§ What to produce: Please quote the material exactly, every line of it.

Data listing
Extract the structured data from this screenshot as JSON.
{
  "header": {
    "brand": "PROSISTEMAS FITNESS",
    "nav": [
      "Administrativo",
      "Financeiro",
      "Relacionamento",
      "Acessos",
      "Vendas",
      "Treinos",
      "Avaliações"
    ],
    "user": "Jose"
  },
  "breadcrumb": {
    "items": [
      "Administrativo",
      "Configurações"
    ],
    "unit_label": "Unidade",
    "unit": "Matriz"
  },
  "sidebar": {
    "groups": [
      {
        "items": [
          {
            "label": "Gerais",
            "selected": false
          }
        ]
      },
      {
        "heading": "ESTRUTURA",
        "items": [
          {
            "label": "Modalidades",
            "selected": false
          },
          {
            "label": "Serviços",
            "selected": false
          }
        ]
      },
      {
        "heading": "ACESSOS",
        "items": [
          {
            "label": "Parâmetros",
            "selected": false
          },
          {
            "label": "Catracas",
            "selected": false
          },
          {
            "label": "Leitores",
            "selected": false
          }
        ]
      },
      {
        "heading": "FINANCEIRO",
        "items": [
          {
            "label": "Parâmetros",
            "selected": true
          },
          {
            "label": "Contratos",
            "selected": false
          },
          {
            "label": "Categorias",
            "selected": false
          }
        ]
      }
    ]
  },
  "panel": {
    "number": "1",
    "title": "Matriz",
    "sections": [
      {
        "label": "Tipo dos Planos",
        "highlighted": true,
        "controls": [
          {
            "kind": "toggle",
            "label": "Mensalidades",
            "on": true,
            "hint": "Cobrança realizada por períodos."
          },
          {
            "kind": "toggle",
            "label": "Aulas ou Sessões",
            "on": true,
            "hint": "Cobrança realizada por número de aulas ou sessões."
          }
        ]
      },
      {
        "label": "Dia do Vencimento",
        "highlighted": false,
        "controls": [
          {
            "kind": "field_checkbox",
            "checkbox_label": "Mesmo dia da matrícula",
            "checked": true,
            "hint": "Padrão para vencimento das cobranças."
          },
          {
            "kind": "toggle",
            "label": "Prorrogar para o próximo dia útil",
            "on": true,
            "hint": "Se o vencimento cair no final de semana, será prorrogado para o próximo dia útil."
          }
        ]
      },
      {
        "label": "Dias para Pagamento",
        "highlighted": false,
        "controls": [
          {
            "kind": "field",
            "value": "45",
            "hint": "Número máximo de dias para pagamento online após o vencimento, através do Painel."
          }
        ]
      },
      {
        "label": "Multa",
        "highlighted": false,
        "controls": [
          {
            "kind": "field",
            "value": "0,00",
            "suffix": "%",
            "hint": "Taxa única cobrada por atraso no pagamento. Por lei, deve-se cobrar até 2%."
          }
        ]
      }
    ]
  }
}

§ Answer for the task:
Extract the structured data from this screenshot as JSON.
{
  "header": {
    "brand": "PROSISTEMAS FITNESS",
    "nav": [
      "Administrativo",
      "Financeiro",
      "Relacionamento",
      "Acessos",
      "Vendas",
      "Treinos",
      "Avaliações"
    ],
    "user": "Jose"
  },
  "breadcrumb": {
    "items": [
      "Administrativo",
      "Configurações"
    ],
    "unit_label": "Unidade",
    "unit": "Matriz"
  },
  "sidebar": {
    "groups": [
      {
        "items": [
          {
            "label": "Gerais",
            "selected": false
          }
        ]
      },
      {
        "heading": "ESTRUTURA",
        "items": [
          {
            "label": "Modalidades",
            "selected": false
          },
          {
            "label": "Serviços",
            "selected": false
          }
        ]
      },
      {
        "heading": "ACESSOS",
        "items": [
          {
            "label": "Parâmetros",
            "selected": false
          },
          {
            "label": "Catracas",
            "selected": false
          },
          {
            "label": "Leitores",
            "selected": false
          }
        ]
      },
      {
        "heading": "FINANCEIRO",
        "items": [
          {
            "label": "Parâmetros",
            "selected": true
          },
          {
            "label": "Contratos",
            "selected": false
          },
          {
            "label": "Categorias",
            "selected": false
          }
        ]
      }
    ]
  },
  "panel": {
    "number": "1",
    "title": "Matriz",
    "sections": [
      {
        "label": "Tipo dos Planos",
        "highlighted": true,
        "controls": [
          {
            "kind": "toggle",
            "label": "Mensalidades",
            "on": true,
            "hint": "Cobrança realizada por períodos."
          },
          {
            "kind": "toggle",
            "label": "Aulas ou Sessões",
            "on": true,
            "hint": "Cobrança realizada por número de aulas ou sessões."
          }
        ]
      },
      {
        "label": "Dia do Vencimento",
        "highlighted": false,
        "controls": [
          {
            "kind": "field_checkbox",
            "checkbox_label": "Mesmo dia da matrícula",
            "checked": true,
            "hint": "Padrão para vencimento das cobranças."
          },
          {
            "kind": "toggle",
            "label": "Prorrogar para o próximo dia útil",
            "on": true,
            "hint": "Se o vencimento cair no final de semana, será prorrogado para o próximo dia útil."
          }
        ]
      },
      {
        "label": "Dias para Pagamento",
        "highlighted": false,
        "controls": [
          {
            "kind": "field",
            "value": "45",
            "hint": "Número máximo de dias para pagamento online após o vencimento, através do Painel."
          }
        ]
      },
      {
        "label": "Multa",
        "highlighted": false,
        "controls": [
          {
            "kind": "field",
            "value": "0,00",
            "suffix": "%",
            "hint": "Taxa única cobrada por atraso no pagamento. Por lei, deve-se cobrar até 2%."
          }
        ]
      }
    ]
  }
}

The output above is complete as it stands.